[Provided data]:
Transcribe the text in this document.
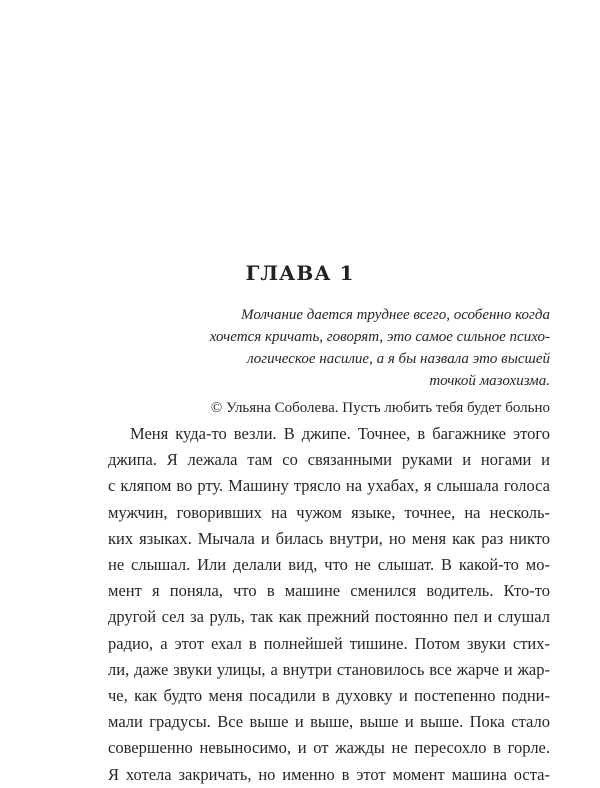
ГЛАВА 1
Молчание дается труднее всего, особенно когда
хочется кричать, говорят, это самое сильное психо-
логическое насилие, а я бы назвала это высшей
точкой мазохизма.
© Ульяна Соболева. Пусть любить тебя будет больно
Меня куда-то везли. В джипе. Точнее, в багажнике этого
джипа. Я лежала там со связанными руками и ногами и
с кляпом во рту. Машину трясло на ухабах, я слышала голоса
мужчин, говоривших на чужом языке, точнее, на несколь-
ких языках. Мычала и билась внутри, но меня как раз никто
не слышал. Или делали вид, что не слышат. В какой-то мо-
мент я поняла, что в машине сменился водитель. Кто-то
другой сел за руль, так как прежний постоянно пел и слушал
радио, а этот ехал в полнейшей тишине. Потом звуки стих-
ли, даже звуки улицы, а внутри становилось все жарче и жар-
че, как будто меня посадили в духовку и постепенно подни-
мали градусы. Все выше и выше, выше и выше. Пока стало
совершенно невыносимо, и от жажды не пересохло в горле.
Я хотела закричать, но именно в этот момент машина оста-
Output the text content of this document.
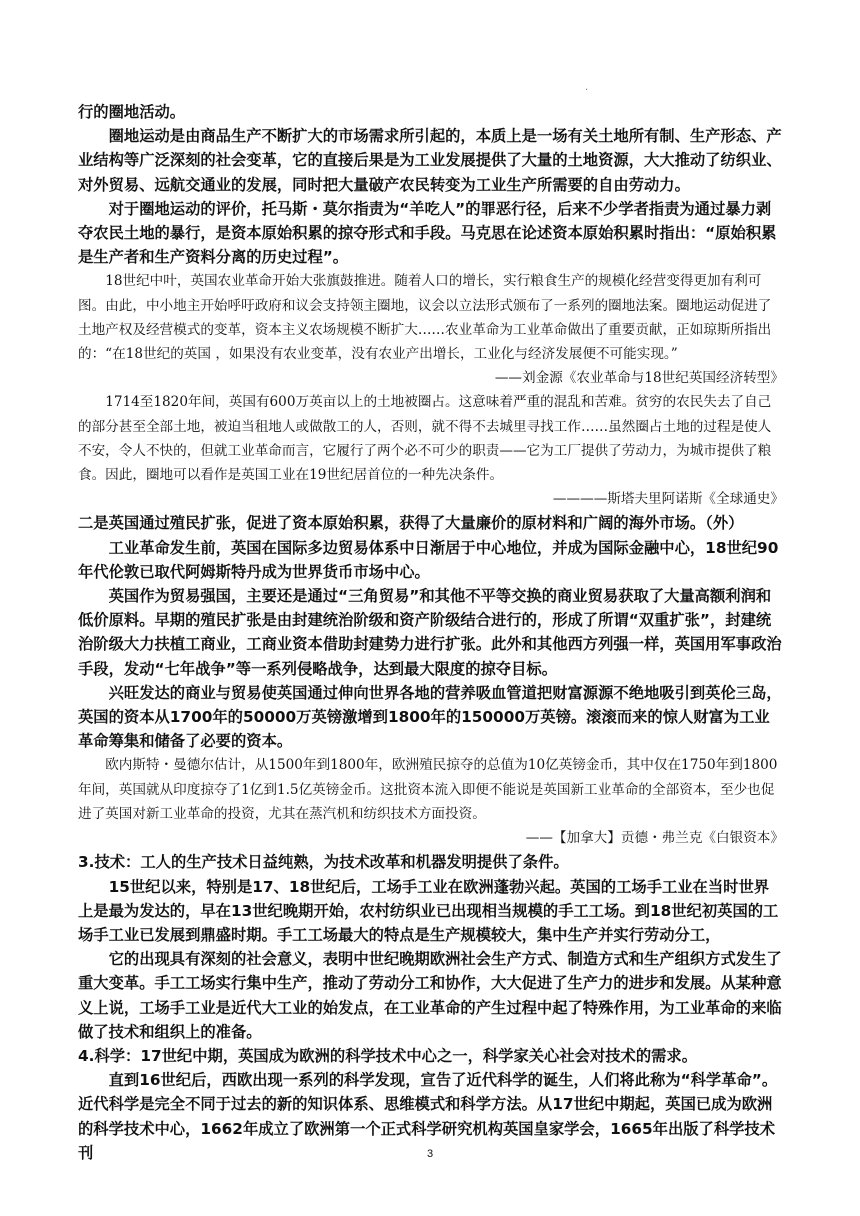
.

行的圈地活动。

圈地运动是由商品生产不断扩大的市场需求所引起的，本质上是一场有关土地所有制、生产形态、产业结构等广泛深刻的社会变革，它的直接后果是为工业发展提供了大量的土地资源，大大推动了纺织业、对外贸易、远航交通业的发展，同时把大量破产农民转变为工业生产所需要的自由劳动力。

对于圈地运动的评价，托马斯・莫尔指责为“羊吃人”的罪恶行径，后来不少学者指责为通过暴力剥夺农民土地的暴行，是资本原始积累的掠夺形式和手段。马克思在论述资本原始积累时指出：“原始积累是生产者和生产资料分离的历史过程”。

18世纪中叶，英国农业革命开始大张旗鼓推进。随着人口的增长，实行粮食生产的规模化经营变得更加有利可图。由此，中小地主开始呼吁政府和议会支持领主圈地，议会以立法形式颁布了一系列的圈地法案。圈地运动促进了土地产权及经营模式的变革，资本主义农场规模不断扩大……农业革命为工业革命做出了重要贡献，正如琼斯所指出的：“在18世纪的英国 ，如果没有农业变革，没有农业产出增长，工业化与经济发展便不可能实现。”

——刘金源《农业革命与18世纪英国经济转型》

1714至1820年间，英国有600万英亩以上的土地被圈占。这意味着严重的混乱和苦难。贫穷的农民失去了自己的部分甚至全部土地，被迫当租地人或做散工的人，否则，就不得不去城里寻找工作……虽然圈占土地的过程是使人不安，令人不快的，但就工业革命而言，它履行了两个必不可少的职责——它为工厂提供了劳动力，为城市提供了粮食。因此，圈地可以看作是英国工业在19世纪居首位的一种先决条件。

————斯塔夫里阿诺斯《全球通史》

二是英国通过殖民扩张，促进了资本原始积累，获得了大量廉价的原材料和广阔的海外市场。（外）

工业革命发生前，英国在国际多边贸易体系中日渐居于中心地位，并成为国际金融中心，18世纪90年代伦敦已取代阿姆斯特丹成为世界货币市场中心。

英国作为贸易强国，主要还是通过“三角贸易”和其他不平等交换的商业贸易获取了大量高额利润和低价原料。早期的殖民扩张是由封建统治阶级和资产阶级结合进行的，形成了所谓“双重扩张”，封建统治阶级大力扶植工商业，工商业资本借助封建势力进行扩张。此外和其他西方列强一样，英国用军事政治手段，发动“七年战争”等一系列侵略战争，达到最大限度的掠夺目标。

兴旺发达的商业与贸易使英国通过伸向世界各地的营养吸血管道把财富源源不绝地吸引到英伦三岛，英国的资本从1700年的50000万英镑激增到1800年的150000万英镑。滚滚而来的惊人财富为工业革命筹集和储备了必要的资本。

欧内斯特・曼德尔估计，从1500年到1800年，欧洲殖民掠夺的总值为10亿英镑金币，其中仅在1750年到1800年间，英国就从印度掠夺了1亿到1.5亿英镑金币。这批资本流入即便不能说是英国新工业革命的全部资本，至少也促进了英国对新工业革命的投资，尤其在蒸汽机和纺织技术方面投资。

——【加拿大】贡德・弗兰克《白银资本》

3.技术：工人的生产技术日益纯熟，为技术改革和机器发明提供了条件。

15世纪以来，特别是17、18世纪后，工场手工业在欧洲蓬勃兴起。英国的工场手工业在当时世界上是最为发达的，早在13世纪晚期开始，农村纺织业已出现相当规模的手工工场。到18世纪初英国的工场手工业已发展到鼎盛时期。手工工场最大的特点是生产规模较大，集中生产并实行劳动分工，

它的出现具有深刻的社会意义，表明中世纪晚期欧洲社会生产方式、制造方式和生产组织方式发生了重大变革。手工工场实行集中生产，推动了劳动分工和协作，大大促进了生产力的进步和发展。从某种意义上说，工场手工业是近代大工业的始发点，在工业革命的产生过程中起了特殊作用，为工业革命的来临做了技术和组织上的准备。

4.科学：17世纪中期，英国成为欧洲的科学技术中心之一，科学家关心社会对技术的需求。

直到16世纪后，西欧出现一系列的科学发现，宣告了近代科学的诞生，人们将此称为“科学革命”。近代科学是完全不同于过去的新的知识体系、思维模式和科学方法。从17世纪中期起，英国已成为欧洲的科学技术中心，1662年成立了欧洲第一个正式科学研究机构英国皇家学会，1665年出版了科学技术刊	3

[Work to be completed]:
Go through the listing above and locate each line that holds the word "this". Copy those lines.

[Answer in full]:
Transcribe the text in this document.
Output the text content of this document.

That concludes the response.